Exercise directions -> Starting at the line that contains "Extract the structured", restate each line word for word through the final line of the data, keeping both ends.

--- Excerpted records ---

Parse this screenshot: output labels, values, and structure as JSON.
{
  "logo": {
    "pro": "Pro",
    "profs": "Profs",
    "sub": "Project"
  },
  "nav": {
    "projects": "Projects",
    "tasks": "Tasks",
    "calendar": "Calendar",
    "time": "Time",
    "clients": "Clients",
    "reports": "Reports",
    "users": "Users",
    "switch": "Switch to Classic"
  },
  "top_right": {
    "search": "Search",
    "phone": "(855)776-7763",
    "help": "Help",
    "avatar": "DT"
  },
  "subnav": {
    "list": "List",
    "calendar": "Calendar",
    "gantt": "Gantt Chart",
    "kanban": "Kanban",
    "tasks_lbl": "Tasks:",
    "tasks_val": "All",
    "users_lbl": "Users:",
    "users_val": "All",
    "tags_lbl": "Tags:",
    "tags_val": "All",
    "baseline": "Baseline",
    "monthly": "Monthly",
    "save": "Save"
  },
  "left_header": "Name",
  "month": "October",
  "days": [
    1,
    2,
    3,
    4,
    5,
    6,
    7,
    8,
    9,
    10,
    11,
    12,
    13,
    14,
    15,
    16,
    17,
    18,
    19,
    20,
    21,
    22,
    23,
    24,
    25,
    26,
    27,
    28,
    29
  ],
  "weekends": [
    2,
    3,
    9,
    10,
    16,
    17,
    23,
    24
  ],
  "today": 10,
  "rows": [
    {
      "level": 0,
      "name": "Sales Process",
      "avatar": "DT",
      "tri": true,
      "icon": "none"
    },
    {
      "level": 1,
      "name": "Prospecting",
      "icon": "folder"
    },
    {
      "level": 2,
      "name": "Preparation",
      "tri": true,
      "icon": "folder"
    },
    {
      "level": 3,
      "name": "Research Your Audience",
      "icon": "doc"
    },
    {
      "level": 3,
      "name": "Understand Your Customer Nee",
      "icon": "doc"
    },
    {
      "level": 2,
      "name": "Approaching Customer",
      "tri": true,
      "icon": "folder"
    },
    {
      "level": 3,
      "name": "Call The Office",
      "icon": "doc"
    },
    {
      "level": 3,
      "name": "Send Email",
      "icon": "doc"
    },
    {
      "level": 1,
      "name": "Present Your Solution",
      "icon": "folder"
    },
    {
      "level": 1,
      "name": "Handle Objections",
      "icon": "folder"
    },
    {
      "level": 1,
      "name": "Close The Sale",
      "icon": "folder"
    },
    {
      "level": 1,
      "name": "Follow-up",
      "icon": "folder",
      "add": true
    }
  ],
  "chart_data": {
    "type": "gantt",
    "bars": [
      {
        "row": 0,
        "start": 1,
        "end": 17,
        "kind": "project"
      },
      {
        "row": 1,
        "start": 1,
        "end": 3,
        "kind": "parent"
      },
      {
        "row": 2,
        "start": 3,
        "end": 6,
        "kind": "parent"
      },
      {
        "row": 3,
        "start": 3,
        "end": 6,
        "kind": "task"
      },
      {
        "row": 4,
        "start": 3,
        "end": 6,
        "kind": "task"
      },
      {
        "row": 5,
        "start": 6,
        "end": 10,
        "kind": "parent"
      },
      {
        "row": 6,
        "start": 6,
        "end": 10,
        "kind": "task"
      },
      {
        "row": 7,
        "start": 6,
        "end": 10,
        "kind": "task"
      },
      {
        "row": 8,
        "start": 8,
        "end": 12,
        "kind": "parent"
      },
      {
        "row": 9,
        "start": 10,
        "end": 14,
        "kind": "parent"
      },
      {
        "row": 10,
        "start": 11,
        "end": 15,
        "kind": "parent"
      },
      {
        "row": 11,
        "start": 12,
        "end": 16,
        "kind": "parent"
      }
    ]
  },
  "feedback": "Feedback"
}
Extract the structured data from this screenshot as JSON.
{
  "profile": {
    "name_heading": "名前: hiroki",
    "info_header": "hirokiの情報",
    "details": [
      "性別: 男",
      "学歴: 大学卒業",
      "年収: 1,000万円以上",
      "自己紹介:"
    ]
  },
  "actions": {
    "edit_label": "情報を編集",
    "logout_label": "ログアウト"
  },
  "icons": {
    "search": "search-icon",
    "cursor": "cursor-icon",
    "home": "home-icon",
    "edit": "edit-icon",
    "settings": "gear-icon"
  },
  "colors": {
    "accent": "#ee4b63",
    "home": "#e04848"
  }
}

---

Exercise output ->
Extract the structured data from this screenshot as JSON.
{
  "profile": {
    "name_heading": "名前: hiroki",
    "info_header": "hirokiの情報",
    "details": [
      "性別: 男",
      "学歴: 大学卒業",
      "年収: 1,000万円以上",
      "自己紹介:"
    ]
  },
  "actions": {
    "edit_label": "情報を編集",
    "logout_label": "ログアウト"
  },
  "icons": {
    "search": "search-icon",
    "cursor": "cursor-icon",
    "home": "home-icon",
    "edit": "edit-icon",
    "settings": "gear-icon"
  },
  "colors": {
    "accent": "#ee4b63",
    "home": "#e04848"
  }
}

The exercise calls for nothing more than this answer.